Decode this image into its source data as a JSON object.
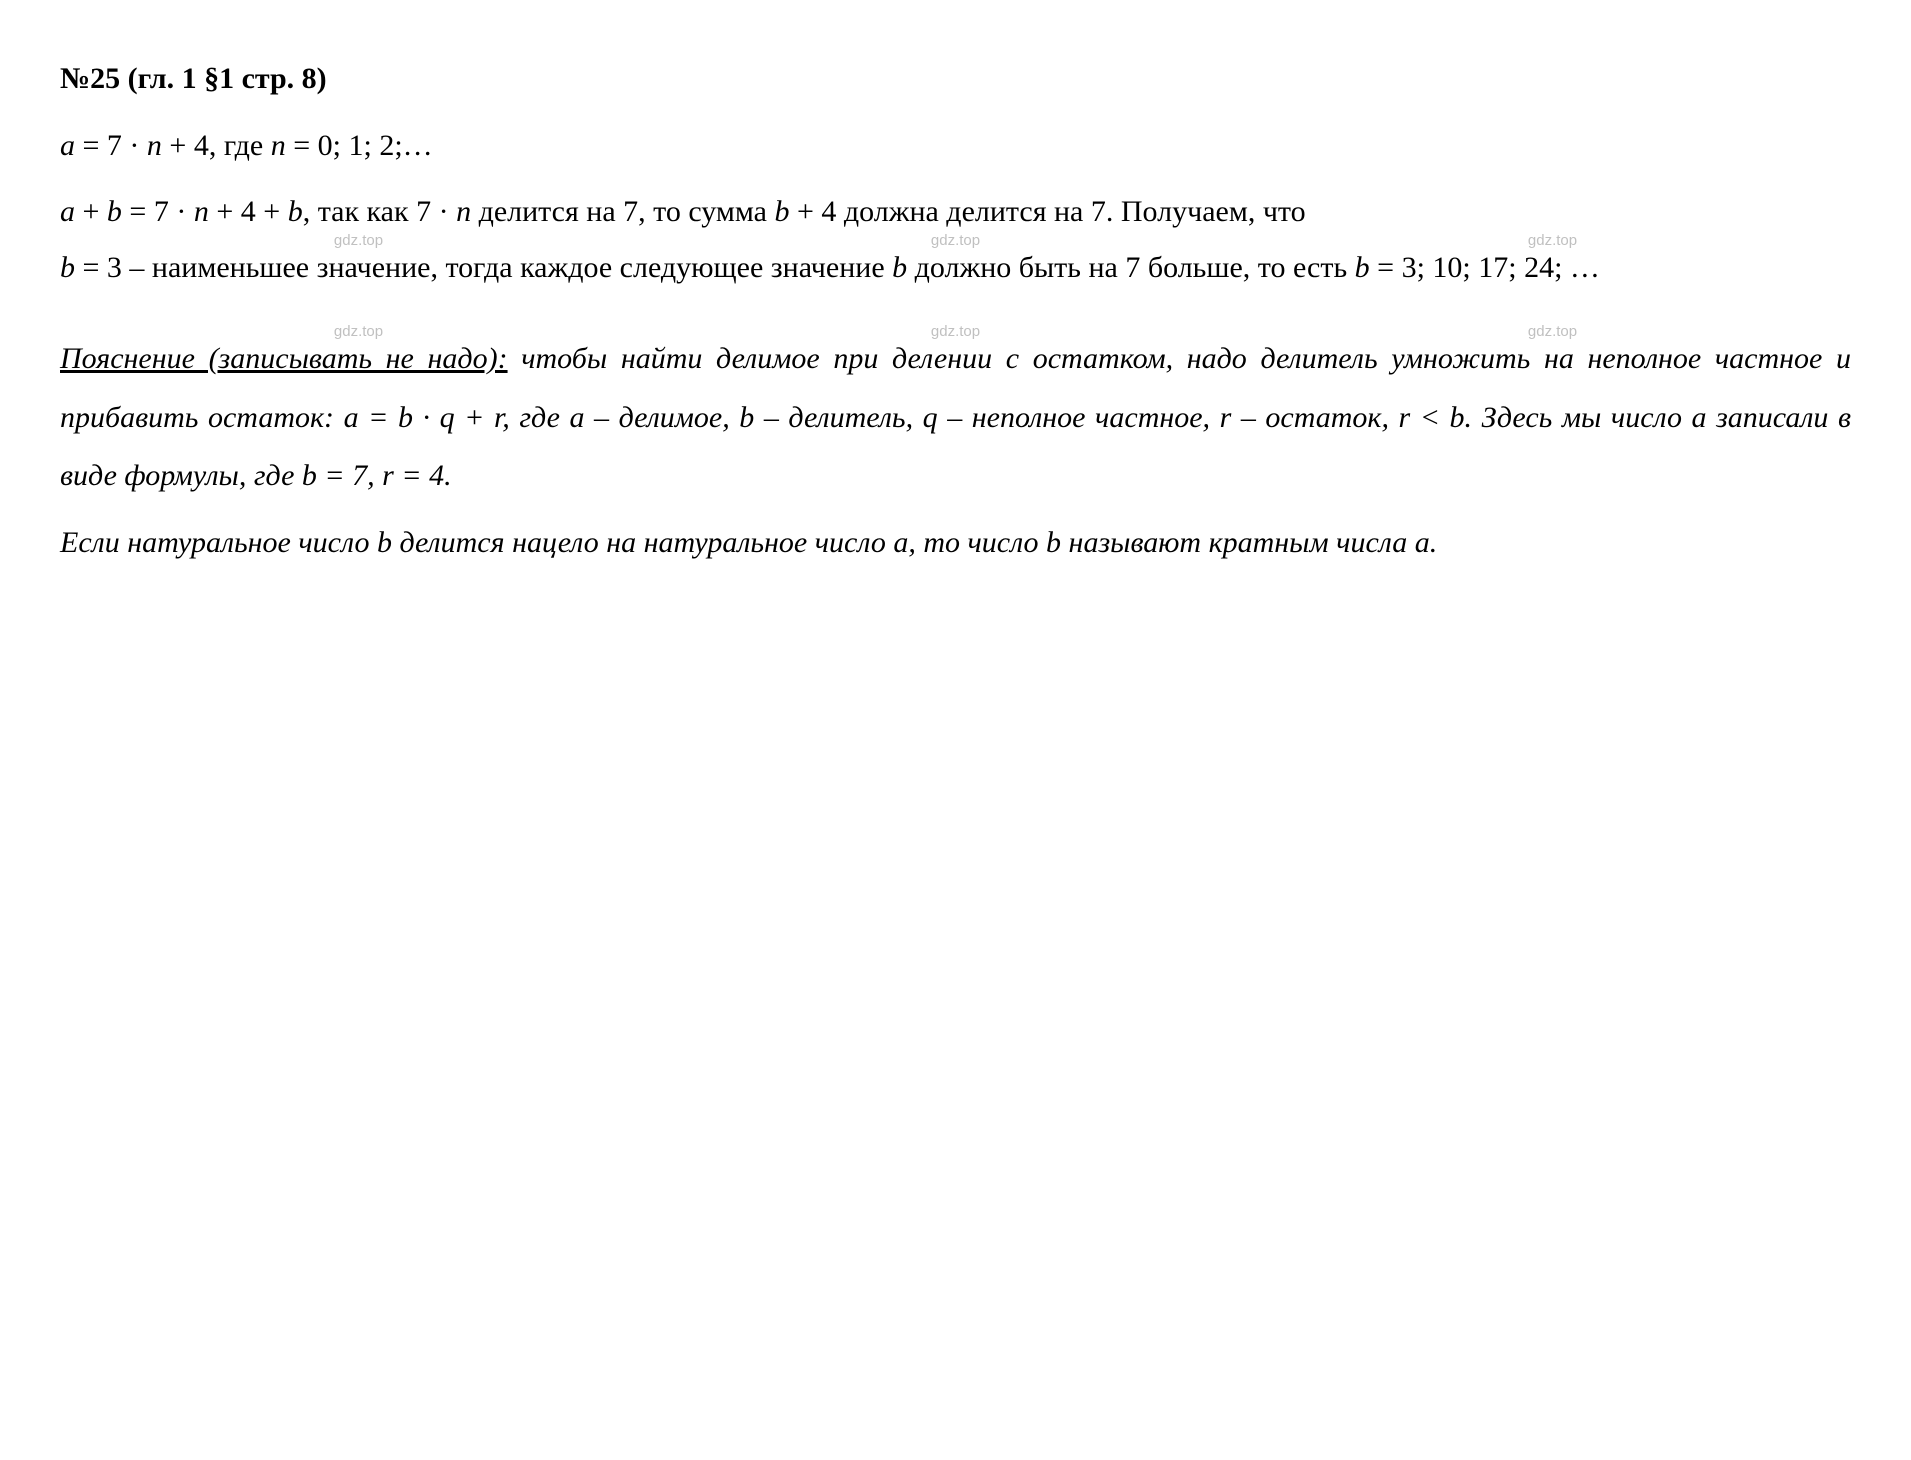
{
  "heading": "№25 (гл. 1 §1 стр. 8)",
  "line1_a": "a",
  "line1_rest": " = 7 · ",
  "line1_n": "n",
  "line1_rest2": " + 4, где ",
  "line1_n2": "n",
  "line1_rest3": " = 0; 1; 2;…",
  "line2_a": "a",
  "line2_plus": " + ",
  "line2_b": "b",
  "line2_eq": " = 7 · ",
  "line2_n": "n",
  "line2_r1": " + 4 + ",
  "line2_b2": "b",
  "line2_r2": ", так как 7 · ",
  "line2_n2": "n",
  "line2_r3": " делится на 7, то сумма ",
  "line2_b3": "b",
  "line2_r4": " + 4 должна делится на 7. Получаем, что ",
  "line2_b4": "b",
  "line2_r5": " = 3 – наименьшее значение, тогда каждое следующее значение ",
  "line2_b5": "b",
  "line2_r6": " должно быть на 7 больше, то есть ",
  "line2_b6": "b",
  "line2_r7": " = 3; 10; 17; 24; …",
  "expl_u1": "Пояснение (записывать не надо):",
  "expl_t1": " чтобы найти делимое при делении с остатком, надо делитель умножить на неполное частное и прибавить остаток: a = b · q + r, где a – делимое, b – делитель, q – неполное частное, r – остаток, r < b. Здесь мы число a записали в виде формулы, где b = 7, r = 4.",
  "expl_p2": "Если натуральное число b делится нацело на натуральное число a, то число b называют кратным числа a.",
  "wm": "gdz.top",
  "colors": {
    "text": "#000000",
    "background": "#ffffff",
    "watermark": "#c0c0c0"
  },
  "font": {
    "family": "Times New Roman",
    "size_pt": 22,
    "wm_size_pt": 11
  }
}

################

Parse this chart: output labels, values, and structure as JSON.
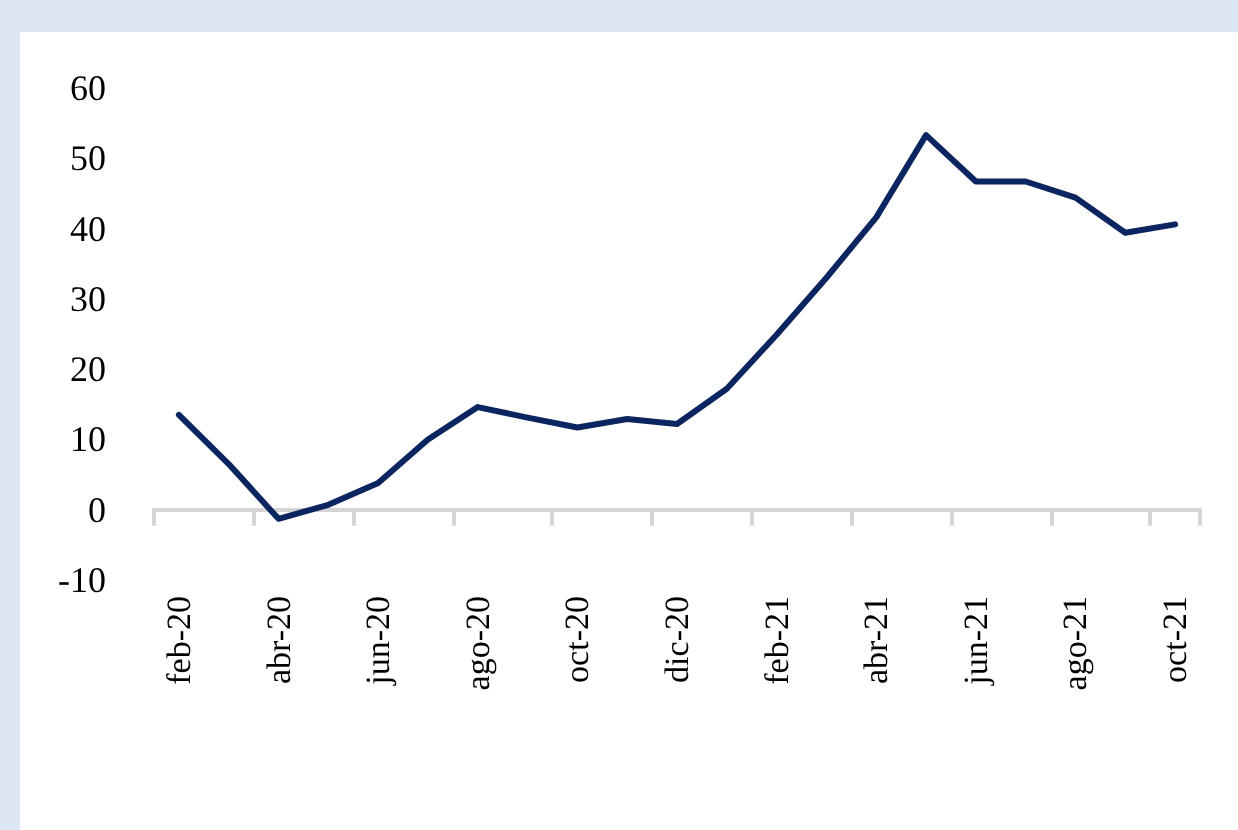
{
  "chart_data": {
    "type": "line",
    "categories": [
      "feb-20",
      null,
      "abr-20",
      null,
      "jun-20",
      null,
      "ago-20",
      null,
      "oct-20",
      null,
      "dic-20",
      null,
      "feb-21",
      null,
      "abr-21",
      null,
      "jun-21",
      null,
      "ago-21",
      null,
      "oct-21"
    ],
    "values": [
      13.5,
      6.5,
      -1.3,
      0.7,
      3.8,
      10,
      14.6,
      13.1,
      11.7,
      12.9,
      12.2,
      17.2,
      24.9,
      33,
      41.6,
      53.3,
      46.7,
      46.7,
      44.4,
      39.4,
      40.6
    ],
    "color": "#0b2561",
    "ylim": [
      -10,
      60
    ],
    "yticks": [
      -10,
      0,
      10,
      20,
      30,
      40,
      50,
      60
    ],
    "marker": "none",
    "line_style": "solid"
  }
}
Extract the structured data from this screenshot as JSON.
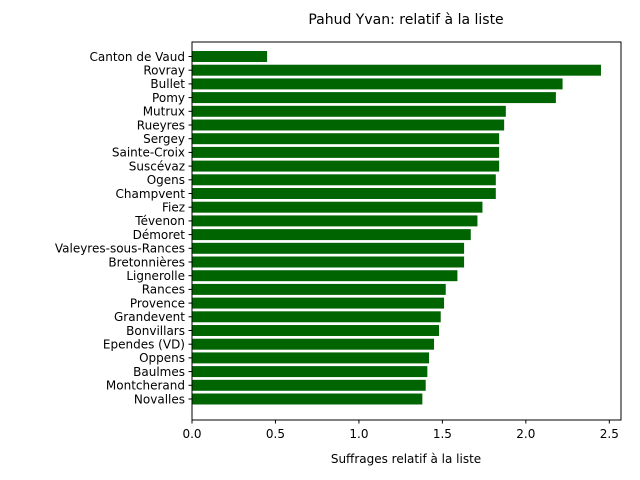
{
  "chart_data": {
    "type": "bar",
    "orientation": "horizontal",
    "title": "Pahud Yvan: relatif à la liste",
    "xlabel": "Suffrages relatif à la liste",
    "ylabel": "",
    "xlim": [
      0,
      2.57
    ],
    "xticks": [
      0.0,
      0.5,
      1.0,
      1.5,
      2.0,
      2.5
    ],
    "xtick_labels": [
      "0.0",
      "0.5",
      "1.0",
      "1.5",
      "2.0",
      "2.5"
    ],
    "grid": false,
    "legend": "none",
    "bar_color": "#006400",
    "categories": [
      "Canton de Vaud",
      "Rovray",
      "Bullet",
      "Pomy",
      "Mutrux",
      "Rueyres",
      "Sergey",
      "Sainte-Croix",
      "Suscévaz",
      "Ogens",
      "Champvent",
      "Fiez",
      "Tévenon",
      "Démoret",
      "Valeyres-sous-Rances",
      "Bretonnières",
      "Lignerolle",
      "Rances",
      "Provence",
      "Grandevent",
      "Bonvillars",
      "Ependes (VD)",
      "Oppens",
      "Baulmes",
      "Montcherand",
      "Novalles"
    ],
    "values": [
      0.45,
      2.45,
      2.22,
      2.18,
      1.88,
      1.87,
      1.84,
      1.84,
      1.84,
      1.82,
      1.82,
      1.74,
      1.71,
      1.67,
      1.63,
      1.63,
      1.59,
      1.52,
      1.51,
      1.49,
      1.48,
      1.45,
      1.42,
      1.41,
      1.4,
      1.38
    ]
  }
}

################

For each line above that contains the word "this", copy that line.

Decode this image into its source data as a JSON object.
Parse this chart: output labels, values, and structure as JSON.
Extract the structured data from this screenshot as JSON.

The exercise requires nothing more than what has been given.